» What is required
Every record must be repeated exactly; omit any pictures they contain.

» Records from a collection

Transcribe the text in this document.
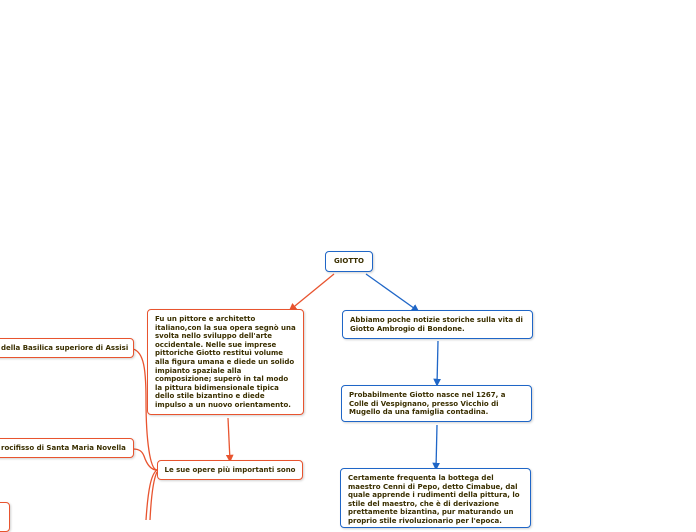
GIOTTO
Fu un pittore e architetto italiano,con la sua opera segnò una svolta nello sviluppo dell'arte occidentale. Nelle sue imprese pittoriche Giotto restituì volume alla figura umana e diede un solido impianto spaziale alla composizione; superò in tal modo la pittura bidimensionale tipica dello stile bizantino e diede impulso a un nuovo orientamento.
Le sue opere più importanti sono
della Basilica superiore di Assisi
rocifisso di Santa Maria Novella
Abbiamo poche notizie storiche sulla vita di Giotto Ambrogio di Bondone.
Probabilmente Giotto nasce nel 1267, a Colle di Vespignano, presso Vicchio di Mugello da una famiglia contadina.
Certamente frequenta la bottega del maestro Cenni di Pepo, detto Cimabue, dal quale apprende i rudimenti della pittura, lo stile del maestro, che è di derivazione prettamente bizantina, pur maturando un proprio stile rivoluzionario per l'epoca.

» Completed exercise
Transcribe the text in this document.
GIOTTO
Fu un pittore e architetto italiano,con la sua opera segnò una svolta nello sviluppo dell'arte occidentale. Nelle sue imprese pittoriche Giotto restituì volume alla figura umana e diede un solido impianto spaziale alla composizione; superò in tal modo la pittura bidimensionale tipica dello stile bizantino e diede impulso a un nuovo orientamento.
Le sue opere più importanti sono
della Basilica superiore di Assisi
rocifisso di Santa Maria Novella
Abbiamo poche notizie storiche sulla vita di Giotto Ambrogio di Bondone.
Probabilmente Giotto nasce nel 1267, a Colle di Vespignano, presso Vicchio di Mugello da una famiglia contadina.
Certamente frequenta la bottega del maestro Cenni di Pepo, detto Cimabue, dal quale apprende i rudimenti della pittura, lo stile del maestro, che è di derivazione prettamente bizantina, pur maturando un proprio stile rivoluzionario per l'epoca.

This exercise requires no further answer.